SET TASK:
Word for word, set down the records and skip each picture.

RECORDS SUPPLIED:

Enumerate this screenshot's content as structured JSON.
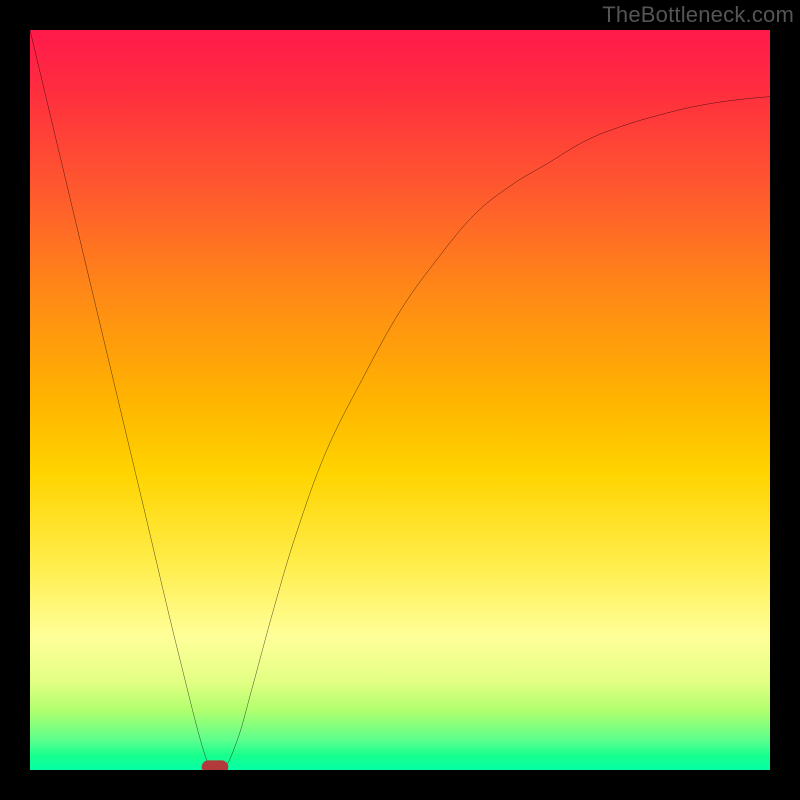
{
  "watermark": "TheBottleneck.com",
  "chart_data": {
    "type": "line",
    "title": "",
    "xlabel": "",
    "ylabel": "",
    "xlim": [
      0,
      100
    ],
    "ylim": [
      0,
      100
    ],
    "grid": false,
    "legend": false,
    "series": [
      {
        "name": "curve",
        "x": [
          0,
          5,
          10,
          15,
          20,
          24,
          26,
          28,
          30,
          33,
          36,
          40,
          45,
          50,
          55,
          60,
          65,
          70,
          75,
          80,
          85,
          90,
          95,
          100
        ],
        "y": [
          100,
          79,
          58,
          37,
          16,
          1,
          0,
          4,
          11,
          22,
          32,
          43,
          53,
          62,
          69,
          75,
          79,
          82,
          85,
          87,
          88.5,
          89.7,
          90.5,
          91
        ]
      }
    ],
    "marker": {
      "x": 25,
      "y": 0,
      "shape": "pill",
      "color": "#b33a3a"
    }
  }
}
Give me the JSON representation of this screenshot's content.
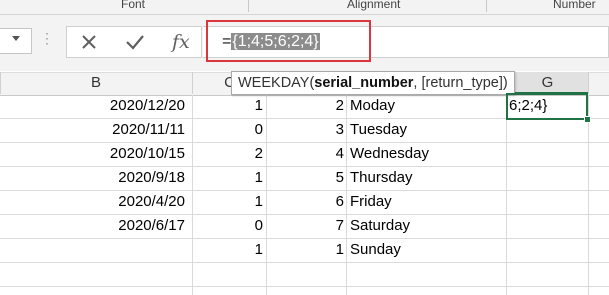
{
  "ribbon": {
    "groups": [
      "Font",
      "Alignment",
      "Number"
    ]
  },
  "formula_bar": {
    "cancel_icon": "x-icon",
    "enter_icon": "checkmark-icon",
    "function_icon": "fx-icon",
    "fx_label": "fx",
    "formula_prefix": "=",
    "formula_selected": "{1;4;5;6;2;4}",
    "highlight_color": "#d9363e"
  },
  "tooltip": {
    "function_name": "WEEKDAY(",
    "bold_arg": "serial_number",
    "rest": ", [return_type])"
  },
  "columns": [
    "B",
    "C",
    "G"
  ],
  "rows": [
    {
      "date": "2020/12/20",
      "c": "1",
      "d": "2",
      "e": "Moday"
    },
    {
      "date": "2020/11/11",
      "c": "0",
      "d": "3",
      "e": "Tuesday"
    },
    {
      "date": "2020/10/15",
      "c": "2",
      "d": "4",
      "e": "Wednesday"
    },
    {
      "date": "2020/9/18",
      "c": "1",
      "d": "5",
      "e": "Thursday"
    },
    {
      "date": "2020/4/20",
      "c": "1",
      "d": "6",
      "e": "Friday"
    },
    {
      "date": "2020/6/17",
      "c": "0",
      "d": "7",
      "e": "Saturday"
    },
    {
      "date": "",
      "c": "1",
      "d": "1",
      "e": "Sunday"
    }
  ],
  "selected_cell": {
    "value": "6;2;4}",
    "accent_color": "#217346"
  }
}
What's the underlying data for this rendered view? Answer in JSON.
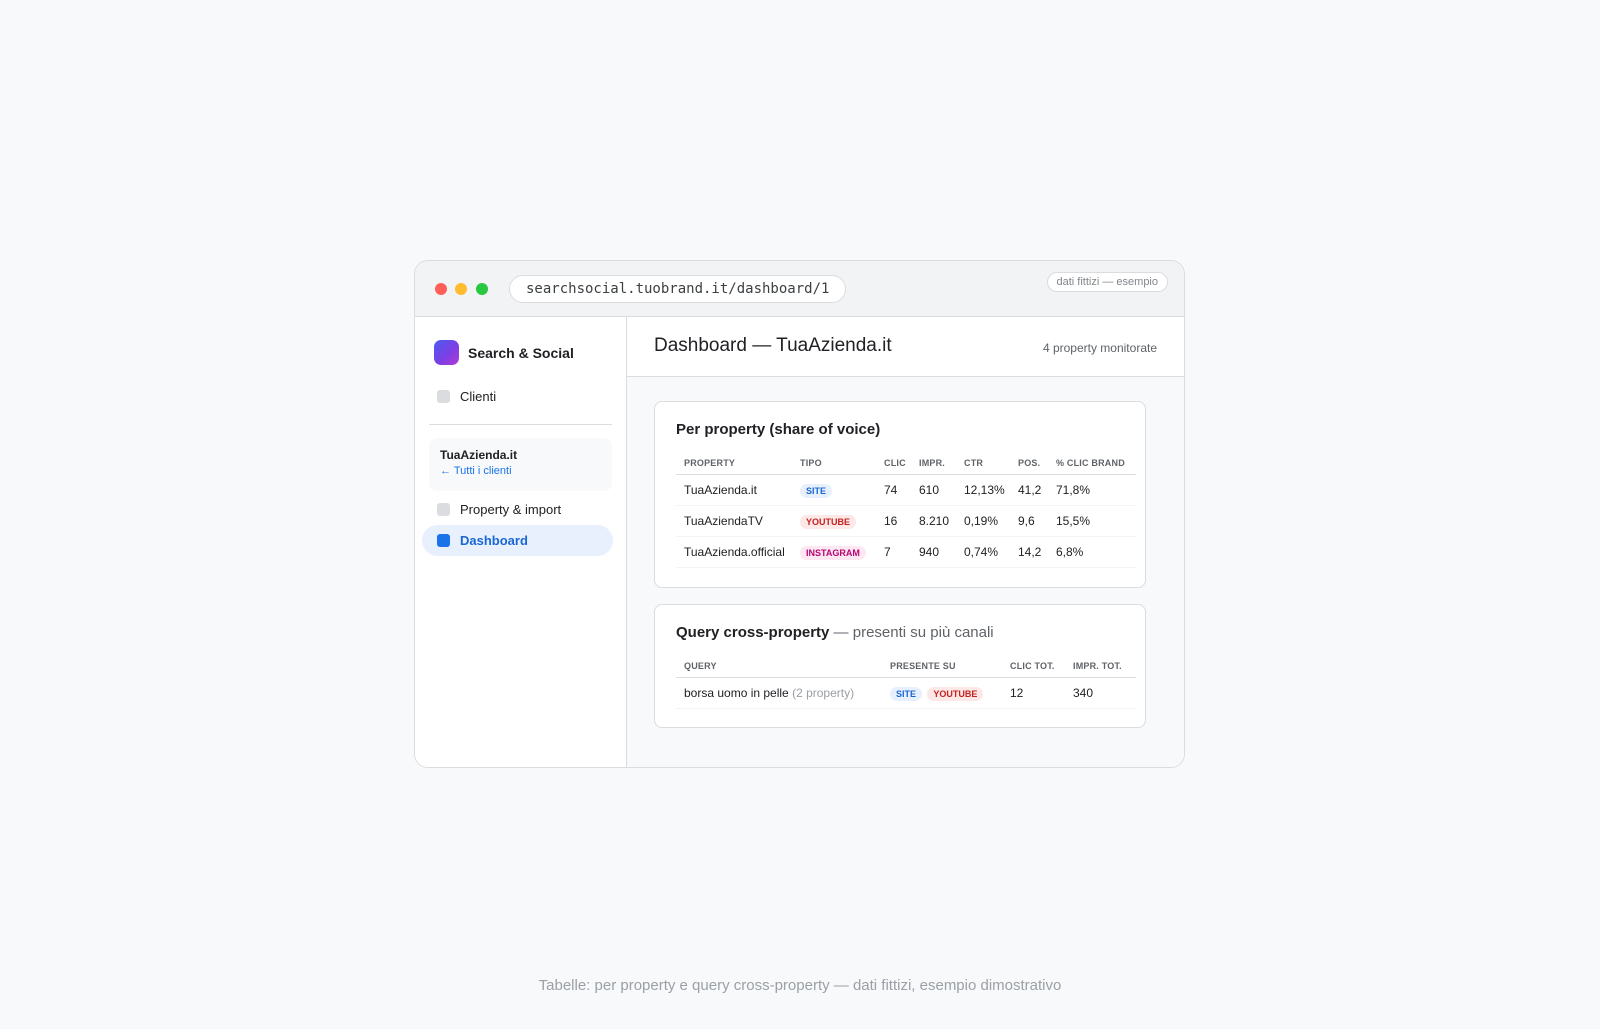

REPLY:
Enumerate this screenshot's content as structured JSON.
{
  "watermark": "TheBottleneck.com",
  "chart_data": {
    "type": "line",
    "title": "",
    "xlabel": "",
    "ylabel": "",
    "xlim": [
      0,
      100
    ],
    "ylim": [
      0,
      100
    ],
    "grid": false,
    "legend": false,
    "series": [
      {
        "name": "curve",
        "x": [
          0,
          5,
          10,
          15,
          20,
          24,
          26,
          28,
          30,
          33,
          36,
          40,
          45,
          50,
          55,
          60,
          65,
          70,
          75,
          80,
          85,
          90,
          95,
          100
        ],
        "y": [
          100,
          79,
          58,
          37,
          16,
          1,
          0,
          4,
          11,
          22,
          32,
          43,
          53,
          62,
          69,
          75,
          79,
          82,
          85,
          87,
          88.5,
          89.7,
          90.5,
          91
        ]
      }
    ],
    "marker": {
      "x": 25,
      "y": 0,
      "shape": "pill",
      "color": "#b33a3a"
    }
  }
}
Give me the JSON representation of this screenshot's content.
{
  "ribbon": {
    "groups": [
      "Font",
      "Alignment",
      "Number"
    ]
  },
  "formula_bar": {
    "cancel_icon": "x-icon",
    "enter_icon": "checkmark-icon",
    "function_icon": "fx-icon",
    "fx_label": "fx",
    "formula_prefix": "=",
    "formula_selected": "{1;4;5;6;2;4}",
    "highlight_color": "#d9363e"
  },
  "tooltip": {
    "function_name": "WEEKDAY(",
    "bold_arg": "serial_number",
    "rest": ", [return_type])"
  },
  "columns": [
    "B",
    "C",
    "G"
  ],
  "rows": [
    {
      "date": "2020/12/20",
      "c": "1",
      "d": "2",
      "e": "Moday"
    },
    {
      "date": "2020/11/11",
      "c": "0",
      "d": "3",
      "e": "Tuesday"
    },
    {
      "date": "2020/10/15",
      "c": "2",
      "d": "4",
      "e": "Wednesday"
    },
    {
      "date": "2020/9/18",
      "c": "1",
      "d": "5",
      "e": "Thursday"
    },
    {
      "date": "2020/4/20",
      "c": "1",
      "d": "6",
      "e": "Friday"
    },
    {
      "date": "2020/6/17",
      "c": "0",
      "d": "7",
      "e": "Saturday"
    },
    {
      "date": "",
      "c": "1",
      "d": "1",
      "e": "Sunday"
    }
  ],
  "selected_cell": {
    "value": "6;2;4}",
    "accent_color": "#217346"
  }
}
What's the underlying data for this rendered view? Answer in JSON.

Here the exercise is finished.